### TASK INSTRUCTIONS
Transcribe every line, keeping it exact.

### INPUT ROWS

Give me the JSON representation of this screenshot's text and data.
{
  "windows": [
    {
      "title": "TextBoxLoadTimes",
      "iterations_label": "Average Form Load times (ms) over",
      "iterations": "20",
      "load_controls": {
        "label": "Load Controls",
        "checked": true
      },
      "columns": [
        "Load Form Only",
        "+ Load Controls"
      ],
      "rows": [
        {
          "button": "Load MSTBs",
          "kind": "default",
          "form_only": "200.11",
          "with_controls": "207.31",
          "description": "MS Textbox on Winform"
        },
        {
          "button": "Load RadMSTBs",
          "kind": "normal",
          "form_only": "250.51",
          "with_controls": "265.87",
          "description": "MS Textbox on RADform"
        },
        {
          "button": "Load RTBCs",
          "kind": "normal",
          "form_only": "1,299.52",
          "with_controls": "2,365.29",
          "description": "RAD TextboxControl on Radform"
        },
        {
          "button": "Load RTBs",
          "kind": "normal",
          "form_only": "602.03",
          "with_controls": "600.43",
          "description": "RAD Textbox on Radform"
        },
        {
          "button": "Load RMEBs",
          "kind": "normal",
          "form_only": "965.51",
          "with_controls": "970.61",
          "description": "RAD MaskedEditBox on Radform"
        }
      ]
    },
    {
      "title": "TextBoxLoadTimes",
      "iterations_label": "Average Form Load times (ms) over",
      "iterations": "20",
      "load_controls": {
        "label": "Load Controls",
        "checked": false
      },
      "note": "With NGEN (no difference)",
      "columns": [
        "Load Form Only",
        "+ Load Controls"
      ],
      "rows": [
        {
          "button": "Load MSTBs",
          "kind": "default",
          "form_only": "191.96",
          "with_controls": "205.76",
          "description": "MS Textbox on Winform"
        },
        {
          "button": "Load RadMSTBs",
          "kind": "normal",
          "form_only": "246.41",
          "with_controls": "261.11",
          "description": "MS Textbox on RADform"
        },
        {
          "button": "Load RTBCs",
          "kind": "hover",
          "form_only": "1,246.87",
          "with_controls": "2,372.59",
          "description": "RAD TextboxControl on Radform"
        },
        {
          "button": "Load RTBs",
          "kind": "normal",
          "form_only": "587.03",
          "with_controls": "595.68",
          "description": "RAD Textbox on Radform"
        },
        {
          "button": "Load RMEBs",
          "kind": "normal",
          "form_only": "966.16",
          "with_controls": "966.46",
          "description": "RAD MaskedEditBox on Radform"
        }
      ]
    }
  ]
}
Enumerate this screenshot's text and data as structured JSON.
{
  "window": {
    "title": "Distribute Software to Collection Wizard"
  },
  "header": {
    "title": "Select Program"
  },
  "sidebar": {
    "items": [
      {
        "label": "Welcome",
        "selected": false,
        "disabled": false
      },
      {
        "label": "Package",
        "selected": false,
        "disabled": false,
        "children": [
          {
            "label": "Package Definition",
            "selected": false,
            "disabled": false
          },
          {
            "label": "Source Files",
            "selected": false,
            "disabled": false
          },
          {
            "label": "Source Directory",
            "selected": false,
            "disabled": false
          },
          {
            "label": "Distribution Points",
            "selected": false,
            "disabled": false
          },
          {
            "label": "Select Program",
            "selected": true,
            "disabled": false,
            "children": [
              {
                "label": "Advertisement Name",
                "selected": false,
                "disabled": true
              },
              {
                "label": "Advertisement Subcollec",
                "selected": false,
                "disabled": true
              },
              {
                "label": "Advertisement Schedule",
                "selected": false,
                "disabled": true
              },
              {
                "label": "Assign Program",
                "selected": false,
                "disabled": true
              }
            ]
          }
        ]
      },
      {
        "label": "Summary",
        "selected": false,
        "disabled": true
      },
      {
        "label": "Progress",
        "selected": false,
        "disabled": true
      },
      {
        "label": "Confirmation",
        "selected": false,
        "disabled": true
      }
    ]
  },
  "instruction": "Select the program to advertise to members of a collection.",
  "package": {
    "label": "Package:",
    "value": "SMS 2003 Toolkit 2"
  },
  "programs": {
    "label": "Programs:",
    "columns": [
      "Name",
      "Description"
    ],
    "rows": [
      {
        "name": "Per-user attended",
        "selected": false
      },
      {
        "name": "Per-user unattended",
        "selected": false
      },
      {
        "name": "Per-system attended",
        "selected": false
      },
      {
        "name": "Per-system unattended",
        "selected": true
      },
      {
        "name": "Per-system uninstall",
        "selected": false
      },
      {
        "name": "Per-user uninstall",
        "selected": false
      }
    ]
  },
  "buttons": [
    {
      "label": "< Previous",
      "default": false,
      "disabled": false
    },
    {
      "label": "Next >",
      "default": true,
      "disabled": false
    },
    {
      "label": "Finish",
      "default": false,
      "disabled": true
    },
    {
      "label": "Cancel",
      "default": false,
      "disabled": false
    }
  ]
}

### FINAL RESULT
Give me the JSON representation of this screenshot's text and data.
{
  "windows": [
    {
      "title": "TextBoxLoadTimes",
      "iterations_label": "Average Form Load times (ms) over",
      "iterations": "20",
      "load_controls": {
        "label": "Load Controls",
        "checked": true
      },
      "columns": [
        "Load Form Only",
        "+ Load Controls"
      ],
      "rows": [
        {
          "button": "Load MSTBs",
          "kind": "default",
          "form_only": "200.11",
          "with_controls": "207.31",
          "description": "MS Textbox on Winform"
        },
        {
          "button": "Load RadMSTBs",
          "kind": "normal",
          "form_only": "250.51",
          "with_controls": "265.87",
          "description": "MS Textbox on RADform"
        },
        {
          "button": "Load RTBCs",
          "kind": "normal",
          "form_only": "1,299.52",
          "with_controls": "2,365.29",
          "description": "RAD TextboxControl on Radform"
        },
        {
          "button": "Load RTBs",
          "kind": "normal",
          "form_only": "602.03",
          "with_controls": "600.43",
          "description": "RAD Textbox on Radform"
        },
        {
          "button": "Load RMEBs",
          "kind": "normal",
          "form_only": "965.51",
          "with_controls": "970.61",
          "description": "RAD MaskedEditBox on Radform"
        }
      ]
    },
    {
      "title": "TextBoxLoadTimes",
      "iterations_label": "Average Form Load times (ms) over",
      "iterations": "20",
      "load_controls": {
        "label": "Load Controls",
        "checked": false
      },
      "note": "With NGEN (no difference)",
      "columns": [
        "Load Form Only",
        "+ Load Controls"
      ],
      "rows": [
        {
          "button": "Load MSTBs",
          "kind": "default",
          "form_only": "191.96",
          "with_controls": "205.76",
          "description": "MS Textbox on Winform"
        },
        {
          "button": "Load RadMSTBs",
          "kind": "normal",
          "form_only": "246.41",
          "with_controls": "261.11",
          "description": "MS Textbox on RADform"
        },
        {
          "button": "Load RTBCs",
          "kind": "hover",
          "form_only": "1,246.87",
          "with_controls": "2,372.59",
          "description": "RAD TextboxControl on Radform"
        },
        {
          "button": "Load RTBs",
          "kind": "normal",
          "form_only": "587.03",
          "with_controls": "595.68",
          "description": "RAD Textbox on Radform"
        },
        {
          "button": "Load RMEBs",
          "kind": "normal",
          "form_only": "966.16",
          "with_controls": "966.46",
          "description": "RAD MaskedEditBox on Radform"
        }
      ]
    }
  ]
}
Enumerate this screenshot's text and data as structured JSON.
{
  "window": {
    "title": "Distribute Software to Collection Wizard"
  },
  "header": {
    "title": "Select Program"
  },
  "sidebar": {
    "items": [
      {
        "label": "Welcome",
        "selected": false,
        "disabled": false
      },
      {
        "label": "Package",
        "selected": false,
        "disabled": false,
        "children": [
          {
            "label": "Package Definition",
            "selected": false,
            "disabled": false
          },
          {
            "label": "Source Files",
            "selected": false,
            "disabled": false
          },
          {
            "label": "Source Directory",
            "selected": false,
            "disabled": false
          },
          {
            "label": "Distribution Points",
            "selected": false,
            "disabled": false
          },
          {
            "label": "Select Program",
            "selected": true,
            "disabled": false,
            "children": [
              {
                "label": "Advertisement Name",
                "selected": false,
                "disabled": true
              },
              {
                "label": "Advertisement Subcollec",
                "selected": false,
                "disabled": true
              },
              {
                "label": "Advertisement Schedule",
                "selected": false,
                "disabled": true
              },
              {
                "label": "Assign Program",
                "selected": false,
                "disabled": true
              }
            ]
          }
        ]
      },
      {
        "label": "Summary",
        "selected": false,
        "disabled": true
      },
      {
        "label": "Progress",
        "selected": false,
        "disabled": true
      },
      {
        "label": "Confirmation",
        "selected": false,
        "disabled": true
      }
    ]
  },
  "instruction": "Select the program to advertise to members of a collection.",
  "package": {
    "label": "Package:",
    "value": "SMS 2003 Toolkit 2"
  },
  "programs": {
    "label": "Programs:",
    "columns": [
      "Name",
      "Description"
    ],
    "rows": [
      {
        "name": "Per-user attended",
        "selected": false
      },
      {
        "name": "Per-user unattended",
        "selected": false
      },
      {
        "name": "Per-system attended",
        "selected": false
      },
      {
        "name": "Per-system unattended",
        "selected": true
      },
      {
        "name": "Per-system uninstall",
        "selected": false
      },
      {
        "name": "Per-user uninstall",
        "selected": false
      }
    ]
  },
  "buttons": [
    {
      "label": "< Previous",
      "default": false,
      "disabled": false
    },
    {
      "label": "Next >",
      "default": true,
      "disabled": false
    },
    {
      "label": "Finish",
      "default": false,
      "disabled": true
    },
    {
      "label": "Cancel",
      "default": false,
      "disabled": false
    }
  ]
}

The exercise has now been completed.